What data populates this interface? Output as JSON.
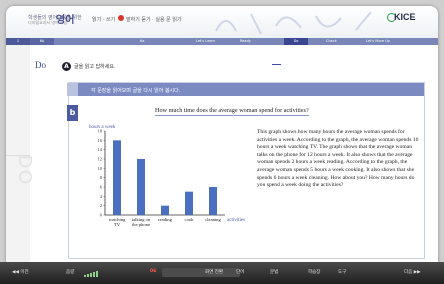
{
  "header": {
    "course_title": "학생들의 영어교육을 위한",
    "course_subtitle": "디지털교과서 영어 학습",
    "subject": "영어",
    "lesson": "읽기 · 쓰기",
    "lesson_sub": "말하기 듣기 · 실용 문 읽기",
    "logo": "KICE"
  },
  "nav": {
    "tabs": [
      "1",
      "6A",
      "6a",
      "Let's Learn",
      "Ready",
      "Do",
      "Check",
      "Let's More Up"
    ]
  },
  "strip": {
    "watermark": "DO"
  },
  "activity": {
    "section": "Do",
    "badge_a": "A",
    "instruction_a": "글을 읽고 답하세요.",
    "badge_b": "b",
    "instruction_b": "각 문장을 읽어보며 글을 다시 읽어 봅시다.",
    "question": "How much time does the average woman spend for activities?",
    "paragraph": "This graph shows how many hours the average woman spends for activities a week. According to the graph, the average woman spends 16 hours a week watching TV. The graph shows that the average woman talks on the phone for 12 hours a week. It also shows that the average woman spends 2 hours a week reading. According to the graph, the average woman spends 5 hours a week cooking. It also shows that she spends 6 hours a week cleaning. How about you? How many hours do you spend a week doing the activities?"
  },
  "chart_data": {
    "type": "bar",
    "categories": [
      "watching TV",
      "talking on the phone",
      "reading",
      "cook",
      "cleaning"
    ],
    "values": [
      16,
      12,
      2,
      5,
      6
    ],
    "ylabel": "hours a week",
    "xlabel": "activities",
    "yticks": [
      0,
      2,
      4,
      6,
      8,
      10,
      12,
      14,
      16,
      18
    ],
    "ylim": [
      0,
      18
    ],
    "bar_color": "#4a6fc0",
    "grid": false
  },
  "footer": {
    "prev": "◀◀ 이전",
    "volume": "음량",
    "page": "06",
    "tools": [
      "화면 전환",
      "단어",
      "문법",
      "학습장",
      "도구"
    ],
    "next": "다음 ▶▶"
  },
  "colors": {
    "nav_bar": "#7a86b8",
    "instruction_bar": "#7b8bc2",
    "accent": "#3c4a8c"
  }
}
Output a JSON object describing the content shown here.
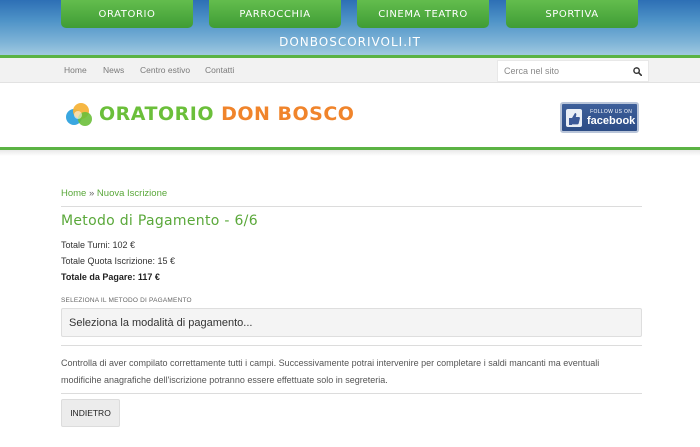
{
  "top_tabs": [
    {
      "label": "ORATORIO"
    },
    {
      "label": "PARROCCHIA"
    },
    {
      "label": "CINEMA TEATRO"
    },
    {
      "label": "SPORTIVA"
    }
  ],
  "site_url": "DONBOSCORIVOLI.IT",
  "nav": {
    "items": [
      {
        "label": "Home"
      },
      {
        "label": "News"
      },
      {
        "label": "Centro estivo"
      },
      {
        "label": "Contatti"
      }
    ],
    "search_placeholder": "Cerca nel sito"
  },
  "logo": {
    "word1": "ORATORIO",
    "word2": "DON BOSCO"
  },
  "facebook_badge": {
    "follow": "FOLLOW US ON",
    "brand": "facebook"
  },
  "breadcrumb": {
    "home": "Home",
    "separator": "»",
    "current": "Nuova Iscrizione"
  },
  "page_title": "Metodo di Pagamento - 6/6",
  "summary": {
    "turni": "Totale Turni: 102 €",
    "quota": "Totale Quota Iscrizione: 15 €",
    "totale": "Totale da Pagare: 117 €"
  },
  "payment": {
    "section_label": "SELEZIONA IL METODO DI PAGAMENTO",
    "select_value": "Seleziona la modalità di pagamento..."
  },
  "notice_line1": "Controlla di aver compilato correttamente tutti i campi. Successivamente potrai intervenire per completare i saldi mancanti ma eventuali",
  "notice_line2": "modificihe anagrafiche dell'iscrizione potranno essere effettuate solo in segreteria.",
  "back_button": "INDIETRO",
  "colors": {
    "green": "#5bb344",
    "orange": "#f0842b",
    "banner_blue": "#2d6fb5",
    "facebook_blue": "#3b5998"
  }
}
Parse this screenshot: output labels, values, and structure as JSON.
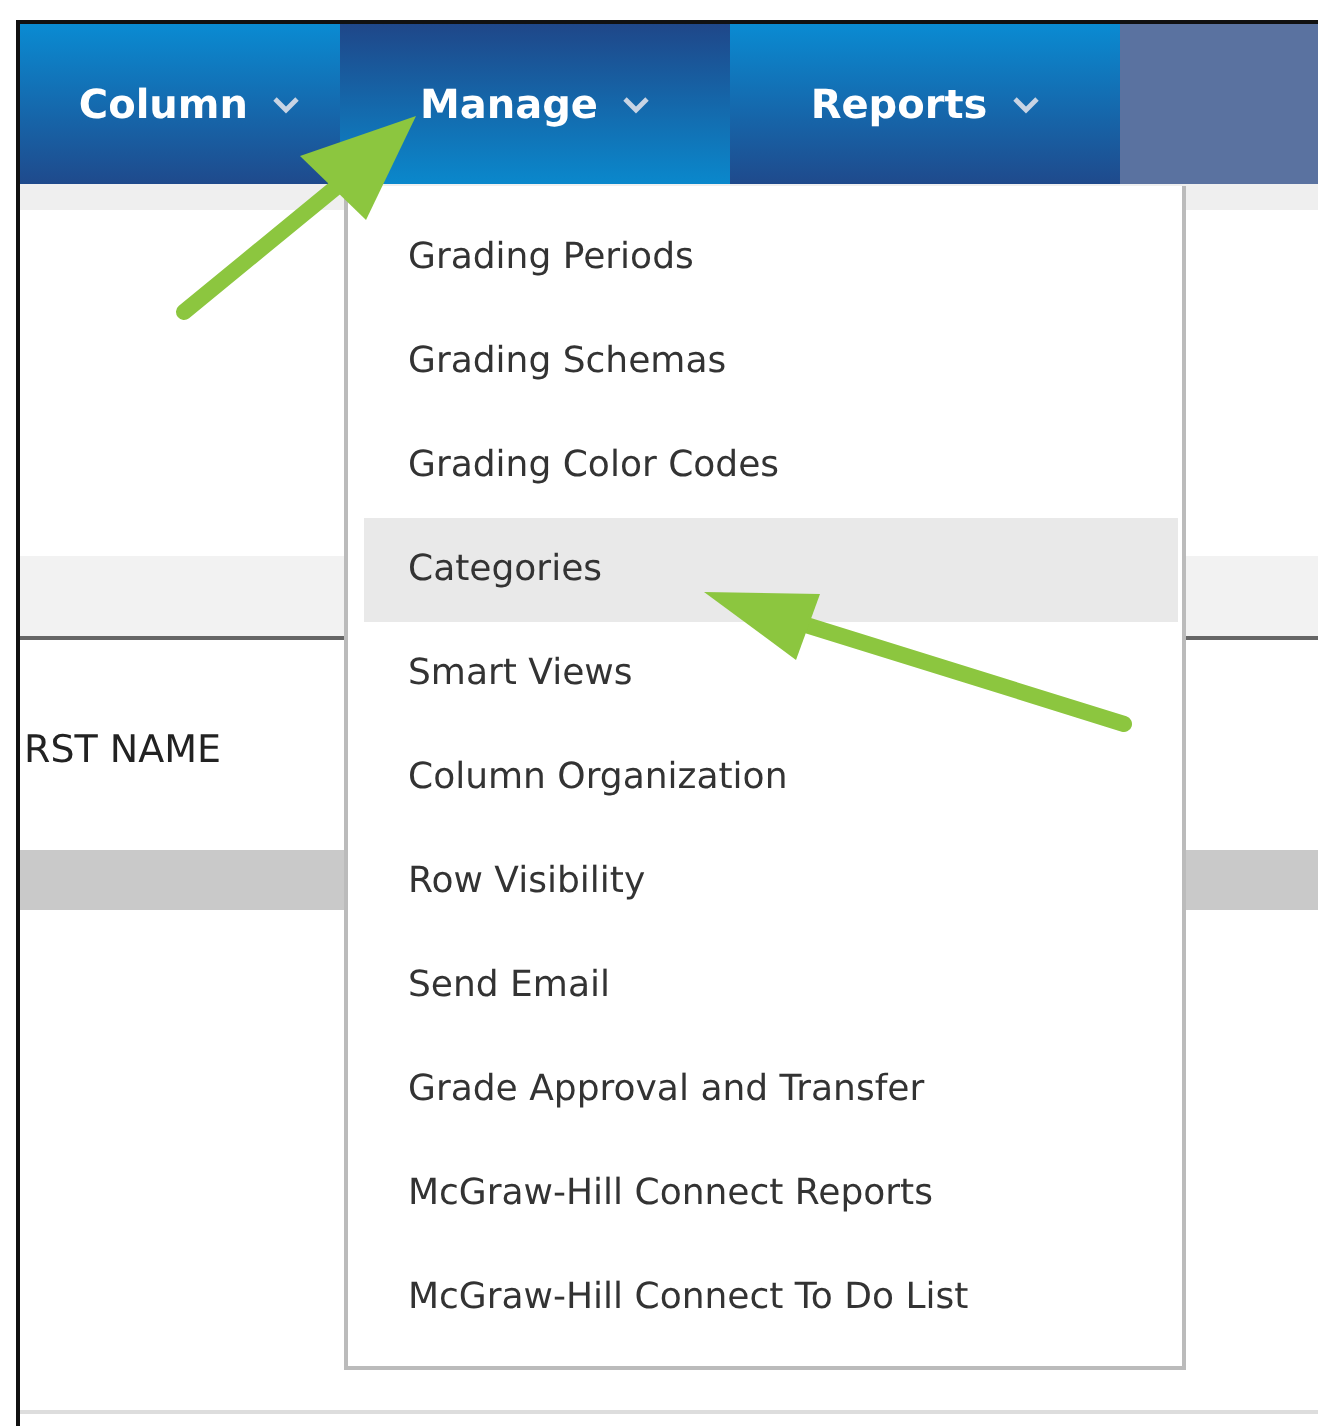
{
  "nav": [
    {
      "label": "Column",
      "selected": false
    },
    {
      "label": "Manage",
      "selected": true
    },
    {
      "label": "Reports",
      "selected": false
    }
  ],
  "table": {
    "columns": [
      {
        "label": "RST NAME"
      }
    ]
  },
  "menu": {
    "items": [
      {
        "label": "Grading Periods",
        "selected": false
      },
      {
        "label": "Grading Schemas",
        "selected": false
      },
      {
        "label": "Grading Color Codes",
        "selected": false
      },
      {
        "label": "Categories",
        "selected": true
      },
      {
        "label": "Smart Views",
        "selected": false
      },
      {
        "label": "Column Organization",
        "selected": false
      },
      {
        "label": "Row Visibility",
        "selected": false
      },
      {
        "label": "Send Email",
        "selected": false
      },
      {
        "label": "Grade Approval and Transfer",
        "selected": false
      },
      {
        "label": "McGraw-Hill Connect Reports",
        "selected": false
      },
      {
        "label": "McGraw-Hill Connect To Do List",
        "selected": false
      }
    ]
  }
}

··········

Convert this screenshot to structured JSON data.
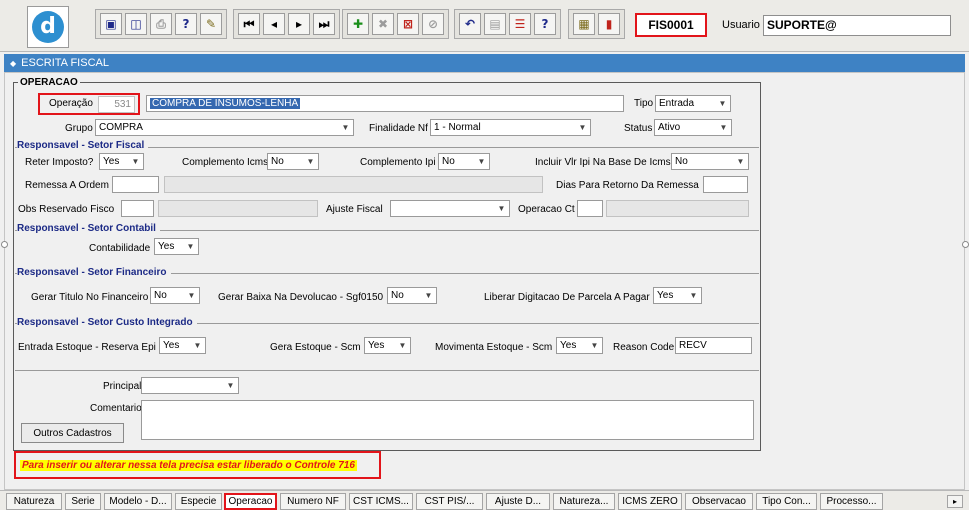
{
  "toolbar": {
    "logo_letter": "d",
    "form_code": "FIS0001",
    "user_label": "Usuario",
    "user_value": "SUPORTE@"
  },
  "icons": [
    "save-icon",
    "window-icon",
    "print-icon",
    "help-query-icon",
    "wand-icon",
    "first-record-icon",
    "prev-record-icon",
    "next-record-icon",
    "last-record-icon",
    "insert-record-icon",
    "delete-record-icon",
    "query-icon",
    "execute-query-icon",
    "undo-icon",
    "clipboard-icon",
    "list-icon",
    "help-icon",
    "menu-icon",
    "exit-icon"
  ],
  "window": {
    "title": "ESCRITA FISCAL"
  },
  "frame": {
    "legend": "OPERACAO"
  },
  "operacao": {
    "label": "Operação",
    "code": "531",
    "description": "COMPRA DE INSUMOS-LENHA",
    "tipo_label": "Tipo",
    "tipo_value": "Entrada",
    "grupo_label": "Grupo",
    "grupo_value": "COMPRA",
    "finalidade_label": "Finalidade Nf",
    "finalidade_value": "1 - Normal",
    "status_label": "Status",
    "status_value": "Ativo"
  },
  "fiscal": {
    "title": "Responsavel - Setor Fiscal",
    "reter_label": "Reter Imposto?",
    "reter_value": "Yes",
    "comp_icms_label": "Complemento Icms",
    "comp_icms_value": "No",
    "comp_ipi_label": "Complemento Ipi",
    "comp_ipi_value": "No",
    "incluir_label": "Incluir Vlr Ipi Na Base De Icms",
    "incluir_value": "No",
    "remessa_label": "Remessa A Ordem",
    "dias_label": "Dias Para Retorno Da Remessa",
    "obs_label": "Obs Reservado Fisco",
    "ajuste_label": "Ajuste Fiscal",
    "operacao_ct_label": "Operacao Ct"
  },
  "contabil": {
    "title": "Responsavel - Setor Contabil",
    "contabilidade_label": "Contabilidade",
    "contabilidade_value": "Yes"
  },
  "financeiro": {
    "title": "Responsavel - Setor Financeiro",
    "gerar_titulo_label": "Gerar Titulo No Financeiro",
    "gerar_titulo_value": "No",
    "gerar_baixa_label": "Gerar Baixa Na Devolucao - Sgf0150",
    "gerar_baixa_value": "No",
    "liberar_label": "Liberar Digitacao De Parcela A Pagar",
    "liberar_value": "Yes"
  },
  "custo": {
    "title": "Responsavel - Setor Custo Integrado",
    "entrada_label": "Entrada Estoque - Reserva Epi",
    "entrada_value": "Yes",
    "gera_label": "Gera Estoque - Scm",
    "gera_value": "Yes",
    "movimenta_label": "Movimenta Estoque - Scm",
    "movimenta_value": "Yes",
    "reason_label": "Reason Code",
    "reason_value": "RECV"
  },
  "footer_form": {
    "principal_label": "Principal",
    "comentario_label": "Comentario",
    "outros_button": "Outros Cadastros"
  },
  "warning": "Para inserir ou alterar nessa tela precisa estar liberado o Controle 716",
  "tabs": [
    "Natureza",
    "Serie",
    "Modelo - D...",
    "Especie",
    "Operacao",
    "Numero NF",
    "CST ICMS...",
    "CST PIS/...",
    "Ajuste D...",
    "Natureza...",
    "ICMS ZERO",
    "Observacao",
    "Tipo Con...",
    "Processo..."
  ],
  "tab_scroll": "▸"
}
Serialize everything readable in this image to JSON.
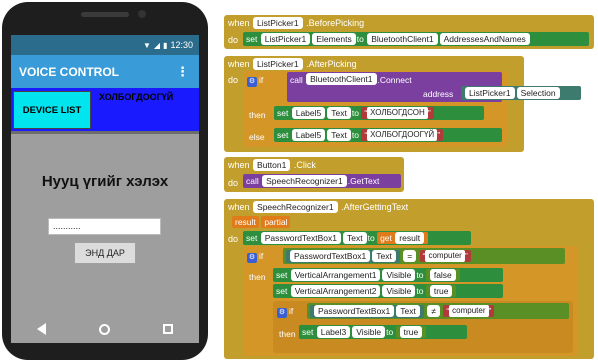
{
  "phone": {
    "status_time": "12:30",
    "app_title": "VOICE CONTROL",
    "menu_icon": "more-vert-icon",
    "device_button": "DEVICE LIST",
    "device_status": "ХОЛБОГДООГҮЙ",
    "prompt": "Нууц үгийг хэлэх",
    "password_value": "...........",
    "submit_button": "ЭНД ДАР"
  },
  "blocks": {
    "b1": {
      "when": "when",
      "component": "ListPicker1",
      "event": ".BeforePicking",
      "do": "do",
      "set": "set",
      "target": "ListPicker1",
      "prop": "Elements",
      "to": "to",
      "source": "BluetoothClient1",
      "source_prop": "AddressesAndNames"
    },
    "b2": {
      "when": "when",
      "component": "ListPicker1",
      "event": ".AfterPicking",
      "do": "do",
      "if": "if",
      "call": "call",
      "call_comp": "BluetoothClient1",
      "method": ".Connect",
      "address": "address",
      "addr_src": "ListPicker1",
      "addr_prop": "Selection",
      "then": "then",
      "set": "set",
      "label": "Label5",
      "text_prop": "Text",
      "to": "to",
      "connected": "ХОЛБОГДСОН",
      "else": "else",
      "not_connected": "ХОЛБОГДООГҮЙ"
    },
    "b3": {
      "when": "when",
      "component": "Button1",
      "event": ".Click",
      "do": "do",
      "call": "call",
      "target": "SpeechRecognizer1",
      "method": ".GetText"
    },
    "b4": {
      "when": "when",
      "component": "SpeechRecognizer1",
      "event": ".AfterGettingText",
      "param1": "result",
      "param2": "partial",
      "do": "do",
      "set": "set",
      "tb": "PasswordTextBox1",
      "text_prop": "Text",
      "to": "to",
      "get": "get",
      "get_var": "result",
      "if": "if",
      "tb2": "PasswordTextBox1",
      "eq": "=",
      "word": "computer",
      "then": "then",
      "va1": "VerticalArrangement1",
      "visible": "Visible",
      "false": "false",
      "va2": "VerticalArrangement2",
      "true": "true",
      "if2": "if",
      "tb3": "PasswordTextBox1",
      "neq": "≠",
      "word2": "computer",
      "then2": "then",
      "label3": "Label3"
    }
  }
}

··········

(GOAL OF THE EXERCISE)
Each line that contains the string "COMPRA" counts once; say how many there are and nothing else.

(WORKED SOLUTION)
2